__Listing__:
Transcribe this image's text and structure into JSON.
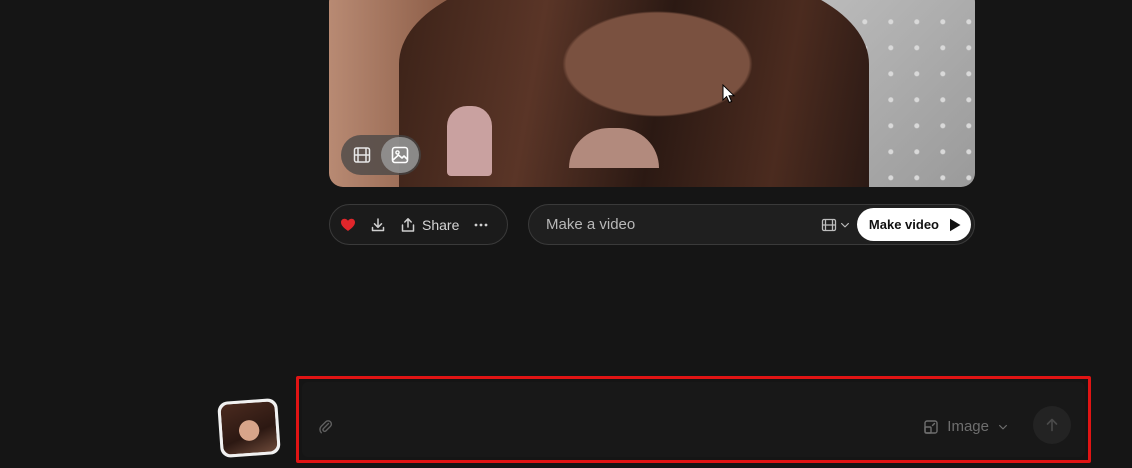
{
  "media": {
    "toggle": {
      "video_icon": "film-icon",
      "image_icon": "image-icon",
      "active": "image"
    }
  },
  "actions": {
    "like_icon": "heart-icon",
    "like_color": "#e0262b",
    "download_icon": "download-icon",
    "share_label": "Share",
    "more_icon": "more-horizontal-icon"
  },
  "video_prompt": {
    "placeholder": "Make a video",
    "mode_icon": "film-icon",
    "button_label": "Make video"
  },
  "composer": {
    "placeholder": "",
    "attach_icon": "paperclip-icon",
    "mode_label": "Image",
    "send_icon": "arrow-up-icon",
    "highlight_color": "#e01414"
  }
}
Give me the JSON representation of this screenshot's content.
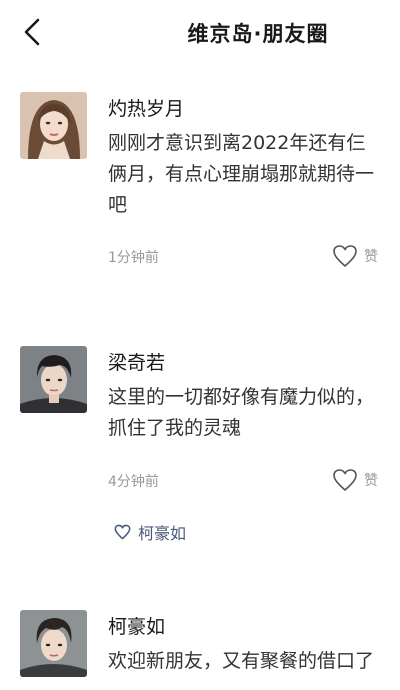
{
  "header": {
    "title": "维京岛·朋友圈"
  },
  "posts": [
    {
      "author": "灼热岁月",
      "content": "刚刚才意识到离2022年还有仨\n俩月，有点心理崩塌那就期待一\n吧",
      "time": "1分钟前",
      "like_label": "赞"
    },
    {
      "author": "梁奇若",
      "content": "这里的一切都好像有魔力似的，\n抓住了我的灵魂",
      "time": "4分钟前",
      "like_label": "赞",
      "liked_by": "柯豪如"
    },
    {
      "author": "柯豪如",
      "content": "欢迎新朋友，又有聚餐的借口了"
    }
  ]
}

__What the exercise asks__: Each entry must be retyped word for word, with every image omitted.

__Written answer__:
Transcribe this image's text and structure into JSON.
{
  "media": {
    "toggle": {
      "video_icon": "film-icon",
      "image_icon": "image-icon",
      "active": "image"
    }
  },
  "actions": {
    "like_icon": "heart-icon",
    "like_color": "#e0262b",
    "download_icon": "download-icon",
    "share_label": "Share",
    "more_icon": "more-horizontal-icon"
  },
  "video_prompt": {
    "placeholder": "Make a video",
    "mode_icon": "film-icon",
    "button_label": "Make video"
  },
  "composer": {
    "placeholder": "",
    "attach_icon": "paperclip-icon",
    "mode_label": "Image",
    "send_icon": "arrow-up-icon",
    "highlight_color": "#e01414"
  }
}
Give me the JSON representation of this screenshot's content.
{
  "header": {
    "title": "维京岛·朋友圈"
  },
  "posts": [
    {
      "author": "灼热岁月",
      "content": "刚刚才意识到离2022年还有仨\n俩月，有点心理崩塌那就期待一\n吧",
      "time": "1分钟前",
      "like_label": "赞"
    },
    {
      "author": "梁奇若",
      "content": "这里的一切都好像有魔力似的，\n抓住了我的灵魂",
      "time": "4分钟前",
      "like_label": "赞",
      "liked_by": "柯豪如"
    },
    {
      "author": "柯豪如",
      "content": "欢迎新朋友，又有聚餐的借口了"
    }
  ]
}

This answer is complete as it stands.